▶ [TASK GOAL]: Select the lines of the records containing the word "structure" and list them.

+++ PROVIDED RECORDS +++

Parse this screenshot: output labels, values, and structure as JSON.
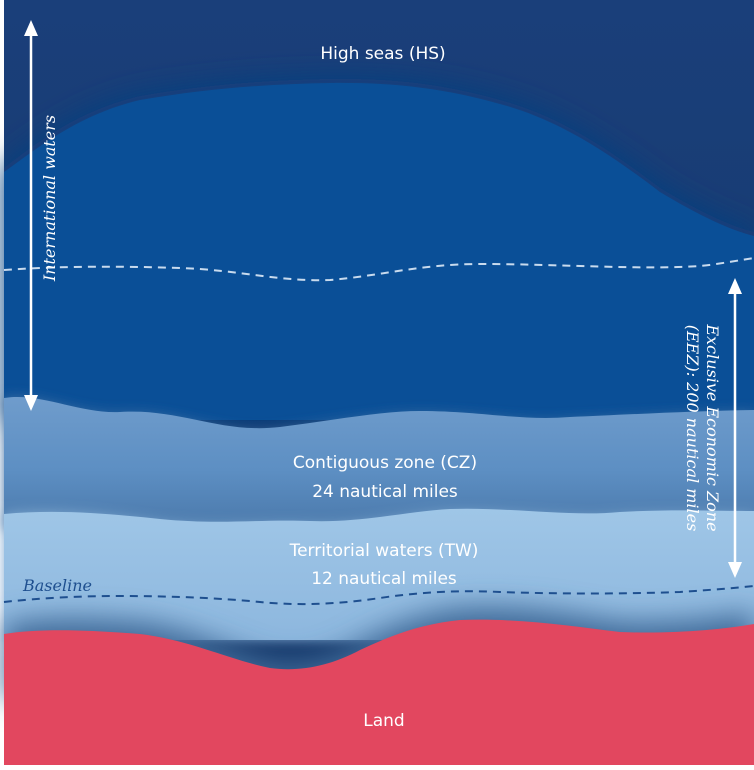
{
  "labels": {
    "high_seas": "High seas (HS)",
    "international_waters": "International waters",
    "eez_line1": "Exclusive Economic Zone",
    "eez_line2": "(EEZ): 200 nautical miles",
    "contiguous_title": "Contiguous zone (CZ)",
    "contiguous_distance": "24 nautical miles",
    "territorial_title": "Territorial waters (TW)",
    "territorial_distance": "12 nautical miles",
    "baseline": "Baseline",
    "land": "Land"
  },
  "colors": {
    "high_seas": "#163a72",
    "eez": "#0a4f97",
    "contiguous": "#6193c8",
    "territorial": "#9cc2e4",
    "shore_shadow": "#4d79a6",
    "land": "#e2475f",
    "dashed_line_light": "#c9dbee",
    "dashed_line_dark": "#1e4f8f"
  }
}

+++
+++ PROVIDED RECORDS +++

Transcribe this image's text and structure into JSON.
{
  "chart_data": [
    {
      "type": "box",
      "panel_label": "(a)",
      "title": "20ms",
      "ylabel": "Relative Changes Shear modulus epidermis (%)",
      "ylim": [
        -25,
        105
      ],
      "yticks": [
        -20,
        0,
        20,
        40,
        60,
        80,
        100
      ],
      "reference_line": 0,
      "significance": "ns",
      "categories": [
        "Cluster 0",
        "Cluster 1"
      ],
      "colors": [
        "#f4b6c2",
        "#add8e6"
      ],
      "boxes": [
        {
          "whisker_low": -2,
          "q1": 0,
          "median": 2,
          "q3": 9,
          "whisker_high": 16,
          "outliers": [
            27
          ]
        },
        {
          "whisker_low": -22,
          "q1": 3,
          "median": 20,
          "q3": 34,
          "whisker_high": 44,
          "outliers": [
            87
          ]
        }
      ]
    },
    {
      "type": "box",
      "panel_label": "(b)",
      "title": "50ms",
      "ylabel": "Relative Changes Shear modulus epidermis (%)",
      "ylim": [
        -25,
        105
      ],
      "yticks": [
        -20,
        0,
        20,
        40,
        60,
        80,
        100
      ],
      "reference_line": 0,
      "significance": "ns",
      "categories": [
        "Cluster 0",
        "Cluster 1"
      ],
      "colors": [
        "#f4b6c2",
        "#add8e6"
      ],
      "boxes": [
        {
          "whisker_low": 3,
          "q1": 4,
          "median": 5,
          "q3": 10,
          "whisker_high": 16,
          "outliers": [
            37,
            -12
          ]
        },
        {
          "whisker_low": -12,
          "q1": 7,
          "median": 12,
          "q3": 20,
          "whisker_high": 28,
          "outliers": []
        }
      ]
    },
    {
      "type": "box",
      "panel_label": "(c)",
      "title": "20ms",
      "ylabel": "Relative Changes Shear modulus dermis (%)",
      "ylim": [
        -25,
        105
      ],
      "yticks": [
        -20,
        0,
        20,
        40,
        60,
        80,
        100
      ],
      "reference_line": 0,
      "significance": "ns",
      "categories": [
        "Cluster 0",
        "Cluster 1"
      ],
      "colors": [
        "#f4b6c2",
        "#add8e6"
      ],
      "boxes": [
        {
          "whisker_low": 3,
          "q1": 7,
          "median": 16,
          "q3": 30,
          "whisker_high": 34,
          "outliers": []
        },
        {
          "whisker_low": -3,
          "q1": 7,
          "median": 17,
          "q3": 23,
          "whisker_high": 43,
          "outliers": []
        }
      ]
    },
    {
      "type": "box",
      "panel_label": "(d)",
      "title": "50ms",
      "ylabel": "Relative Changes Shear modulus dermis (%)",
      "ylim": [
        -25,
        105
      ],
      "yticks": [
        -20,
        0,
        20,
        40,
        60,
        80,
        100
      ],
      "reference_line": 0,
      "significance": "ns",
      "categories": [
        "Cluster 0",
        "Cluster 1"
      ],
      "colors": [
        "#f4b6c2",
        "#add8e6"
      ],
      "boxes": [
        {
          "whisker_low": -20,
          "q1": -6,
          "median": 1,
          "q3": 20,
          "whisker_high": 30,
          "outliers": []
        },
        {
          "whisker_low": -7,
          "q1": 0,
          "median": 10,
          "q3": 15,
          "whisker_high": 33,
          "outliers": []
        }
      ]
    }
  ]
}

+++

▶ [TASK RESPONSE]:
Parse this screenshot: output labels, values, and structure as JSON.
Transcribe this image's text and structure into JSON.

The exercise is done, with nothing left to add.